= WHAT IS EXPECTED =
The records below are split into lines. How many of those lines contain the string "surreal"? Reply with the number only.

______

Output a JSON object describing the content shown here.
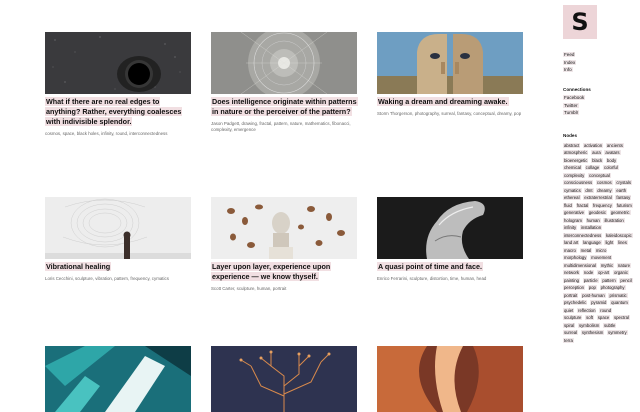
{
  "cards": [
    {
      "title": "What if there are no real edges to anything? Rather, everything coalesces with indivisible splendor.",
      "tags": "cosmos, space, black holes, infinity, round, interconnectedness"
    },
    {
      "title": "Does intelligence originate within patterns in nature or the perceiver of the pattern?",
      "tags": "Jason Padgett, drawing, fractal, pattern, nature, mathematics, fibonacci, complexity, emergence"
    },
    {
      "title": "Waking a dream and dreaming awake.",
      "tags": "Storm Thorgerson, photography, surreal, fantasy, conceptual, dreamy, pop"
    },
    {
      "title": "Vibrational healing",
      "tags": "Loris Cecchini, sculpture, vibration, pattern, frequency, cymatics"
    },
    {
      "title": "Layer upon layer, experience upon experience — we know thyself.",
      "tags": "Scott Carter, sculpture, human, portrait"
    },
    {
      "title": "A quasi point of time and face.",
      "tags": "Enrico Ferrarini, sculpture, distortion, time, human, head"
    },
    {
      "title": "",
      "tags": ""
    },
    {
      "title": "",
      "tags": ""
    },
    {
      "title": "",
      "tags": ""
    }
  ],
  "logo": "S",
  "nav": [
    "Feed",
    "Index",
    "Info"
  ],
  "connections": {
    "heading": "Connections",
    "items": [
      "Facebook",
      "Twitter",
      "Tumblr"
    ]
  },
  "nodes": {
    "heading": "Nodes",
    "items": [
      "abstract",
      "activation",
      "ancients",
      "atmospheric",
      "aura",
      "avatars",
      "bioenergetic",
      "black",
      "body",
      "chemical",
      "collage",
      "colorful",
      "complexity",
      "conceptual",
      "consciousness",
      "cosmos",
      "crystals",
      "cymatics",
      "dmt",
      "dreamy",
      "earth",
      "ethereal",
      "extraterrestrial",
      "fantasy",
      "fluid",
      "fractal",
      "frequency",
      "futurism",
      "generative",
      "geodesic",
      "geometric",
      "hologram",
      "human",
      "illustration",
      "infinity",
      "installation",
      "interconnectedness",
      "kaleidoscopic",
      "land art",
      "language",
      "light",
      "lines",
      "macro",
      "metal",
      "micro",
      "morphology",
      "movement",
      "multidimensional",
      "mythic",
      "nature",
      "network",
      "node",
      "op-art",
      "organic",
      "painting",
      "particle",
      "pattern",
      "pencil",
      "perception",
      "pop",
      "photography",
      "portrait",
      "post-human",
      "prismatic",
      "psychedelic",
      "pyramid",
      "quantum",
      "quiet",
      "reflection",
      "round",
      "sculpture",
      "soft",
      "space",
      "spectral",
      "spiral",
      "symbolism",
      "subtle",
      "surreal",
      "synthesism",
      "symmetry",
      "terra"
    ]
  }
}
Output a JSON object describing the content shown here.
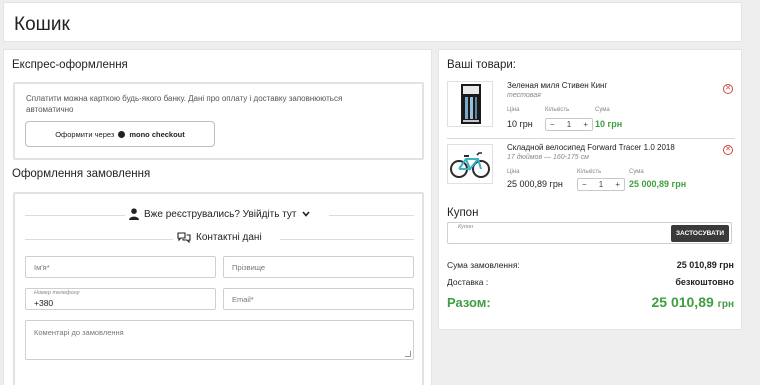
{
  "page": {
    "title": "Кошик"
  },
  "express": {
    "title": "Експрес-оформлення",
    "description": "Сплатити можна карткою будь-якого банку. Дані про оплату і доставку заповнюються автоматично",
    "button_prefix": "Оформити через",
    "button_brand": "mono checkout"
  },
  "order": {
    "title": "Оформлення замовлення",
    "login_prompt": "Вже реєструвались? Увійдіть тут",
    "contacts_title": "Контактні дані",
    "fields": {
      "first_name_placeholder": "Ім'я*",
      "last_name_placeholder": "Прізвище",
      "phone_label": "Номер телефону",
      "phone_value": "+380",
      "email_placeholder": "Email*",
      "comment_placeholder": "Коментарі до замовлення"
    }
  },
  "cart": {
    "title": "Ваші товари:",
    "column_labels": {
      "price": "Ціна",
      "qty": "Кількість",
      "sum": "Сума"
    },
    "items": [
      {
        "name": "Зеленая миля Стивен Кинг",
        "subtitle": "тестовая",
        "thumb": "book-cover",
        "price": "10 грн",
        "qty": "1",
        "sum": "10 грн"
      },
      {
        "name": "Складной велосипед Forward Tracer 1.0 2018",
        "subtitle": "17 дюймов — 160-175 см",
        "thumb": "bicycle",
        "price": "25 000,89 грн",
        "qty": "1",
        "sum": "25 000,89 грн"
      }
    ],
    "coupon": {
      "title": "Купон",
      "placeholder": "Купон",
      "apply_label": "ЗАСТОСУВАТИ"
    },
    "totals": {
      "order_sum_label": "Сума замовлення:",
      "order_sum_value": "25 010,89 грн",
      "delivery_label": "Доставка :",
      "delivery_value": "безкоштовно",
      "grand_label": "Разом:",
      "grand_value": "25 010,89",
      "grand_currency": "грн"
    }
  },
  "colors": {
    "accent_green": "#3f9e3f",
    "danger_red": "#d64545",
    "button_dark": "#3a3a3a"
  }
}
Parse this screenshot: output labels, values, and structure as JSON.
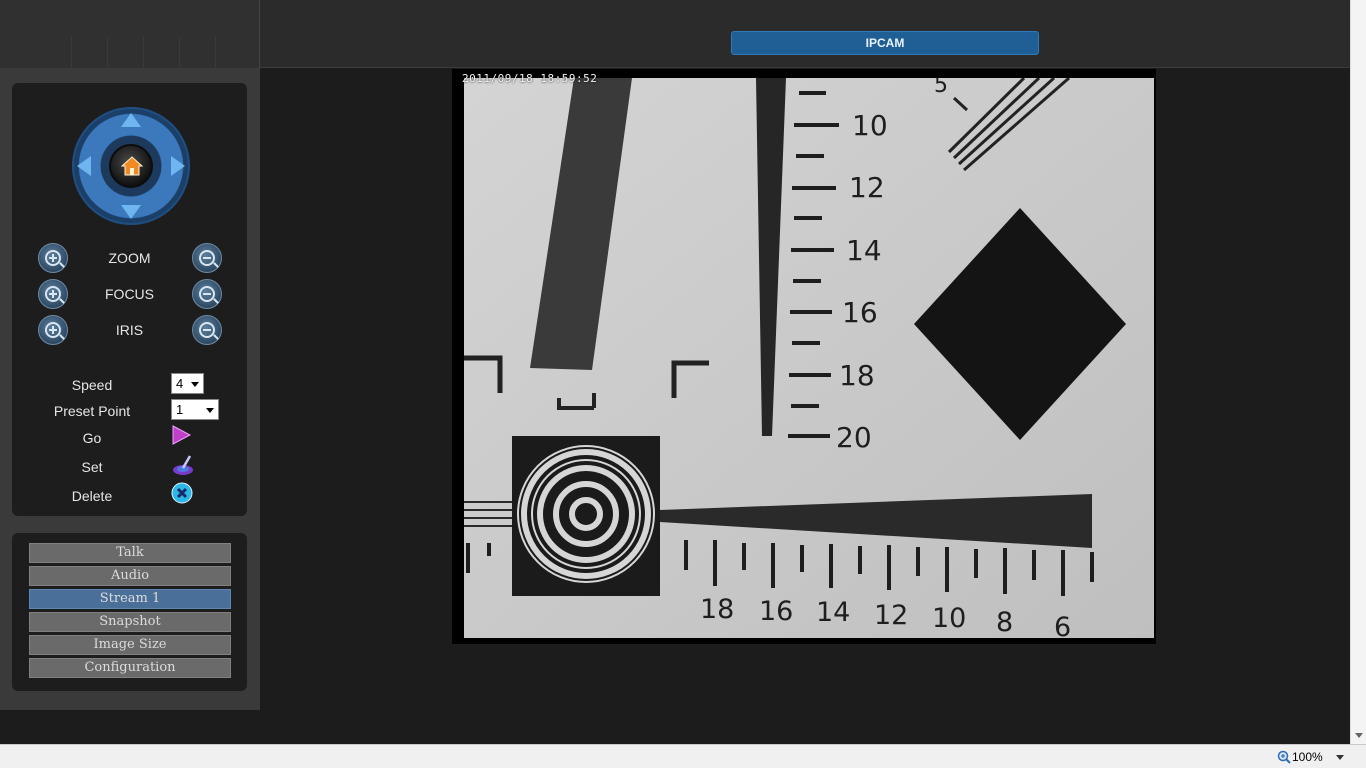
{
  "header": {
    "title": "IPCAM"
  },
  "ptz": {
    "controls": [
      {
        "label": "ZOOM"
      },
      {
        "label": "FOCUS"
      },
      {
        "label": "IRIS"
      }
    ],
    "speed_label": "Speed",
    "speed_value": "4",
    "preset_label": "Preset Point",
    "preset_value": "1",
    "go_label": "Go",
    "set_label": "Set",
    "delete_label": "Delete"
  },
  "menu": {
    "items": [
      {
        "label": "Talk"
      },
      {
        "label": "Audio"
      },
      {
        "label": "Stream 1",
        "active": true
      },
      {
        "label": "Snapshot"
      },
      {
        "label": "Image Size"
      },
      {
        "label": "Configuration"
      }
    ]
  },
  "video": {
    "timestamp": "2011/09/18  18:59:52",
    "ruler_vertical": [
      "10",
      "12",
      "14",
      "16",
      "18",
      "20"
    ],
    "ruler_horizontal": [
      "18",
      "16",
      "14",
      "12",
      "10",
      "8",
      "6"
    ],
    "corner_number": "5"
  },
  "statusbar": {
    "zoom": "100%"
  },
  "colors": {
    "accent": "#1f5f96",
    "menu_active": "#4a6f99",
    "dpad": "#3b79bc"
  }
}
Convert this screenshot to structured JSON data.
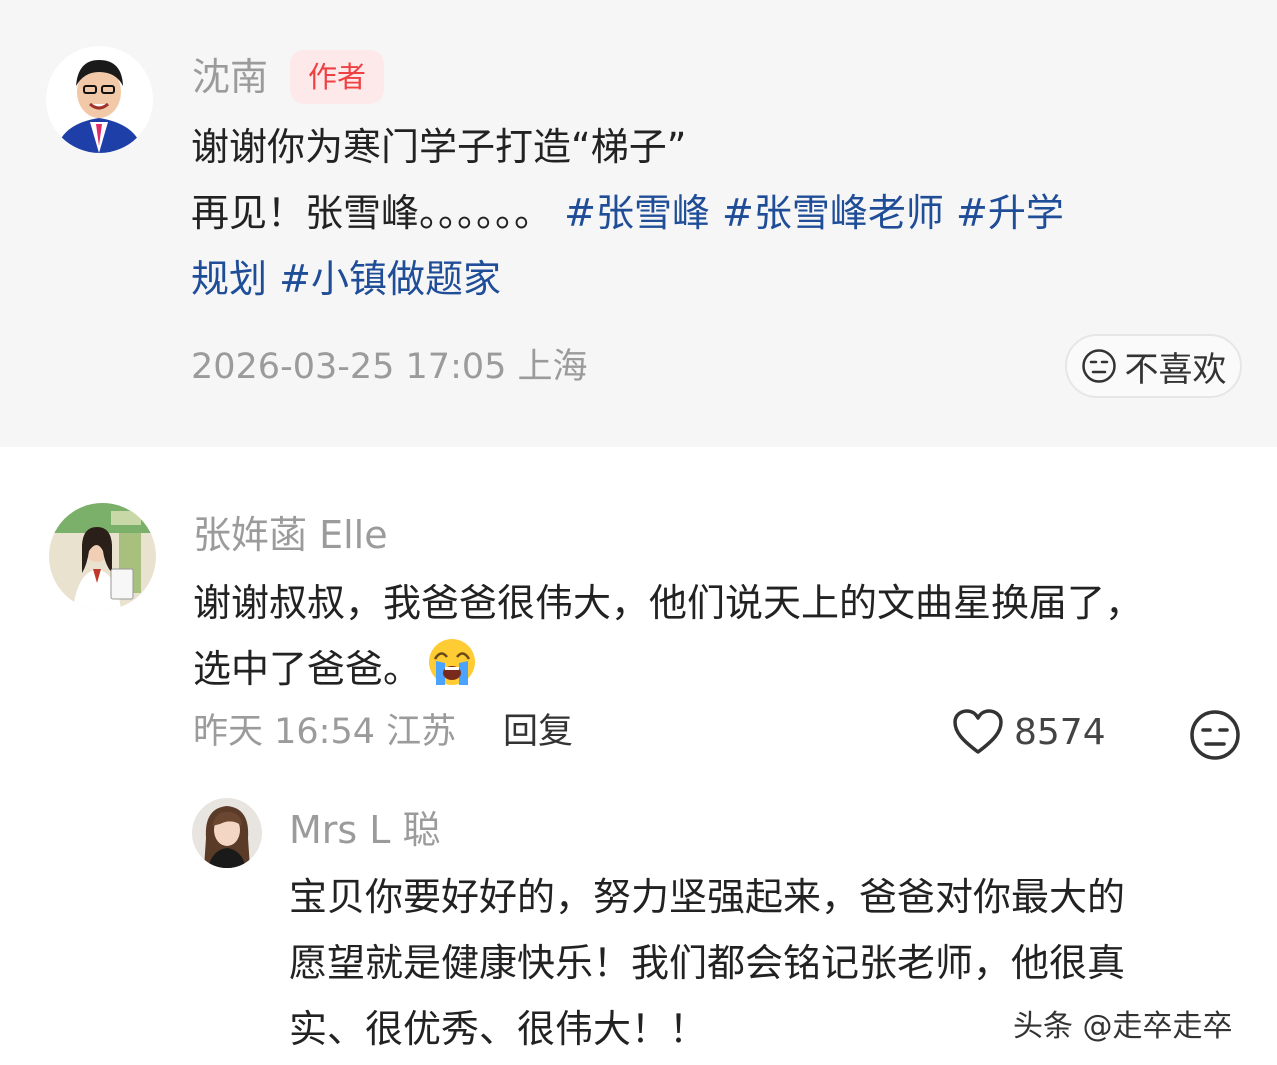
{
  "author_comment": {
    "name": "沈南",
    "badge": "作者",
    "line1": "谢谢你为寒门学子打造“梯子”",
    "line2_text": "再见！张雪峰。。。。。。",
    "tags": [
      "#张雪峰",
      "#张雪峰老师",
      "#升学规划",
      "#小镇做题家"
    ],
    "timestamp": "2026-03-25 17:05",
    "location": "上海",
    "dislike_label": "不喜欢",
    "dislike_icon": "meh-face-icon"
  },
  "comment": {
    "name": "张姩菡 Elle",
    "line1": "谢谢叔叔，我爸爸很伟大，他们说天上的文曲星换届了，",
    "line2": "选中了爸爸。",
    "emoji": "crying-face-emoji",
    "time": "昨天 16:54",
    "location": "江苏",
    "reply_label": "回复",
    "like_icon": "heart-icon",
    "like_count": "8574",
    "dislike_icon": "meh-face-icon"
  },
  "reply": {
    "name": "Mrs L 聪",
    "line1": "宝贝你要好好的，努力坚强起来，爸爸对你最大的",
    "line2": "愿望就是健康快乐！我们都会铭记张老师，他很真",
    "line3": "实、很优秀、很伟大！！"
  },
  "watermark": "头条 @走卒走卒",
  "colors": {
    "card_bg": "#f6f6f6",
    "badge_bg": "#fde9ea",
    "badge_text": "#f04142",
    "tag": "#1f4d97",
    "meta": "#9b9b9b"
  }
}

______

= PROBLEM SOLUTION =
2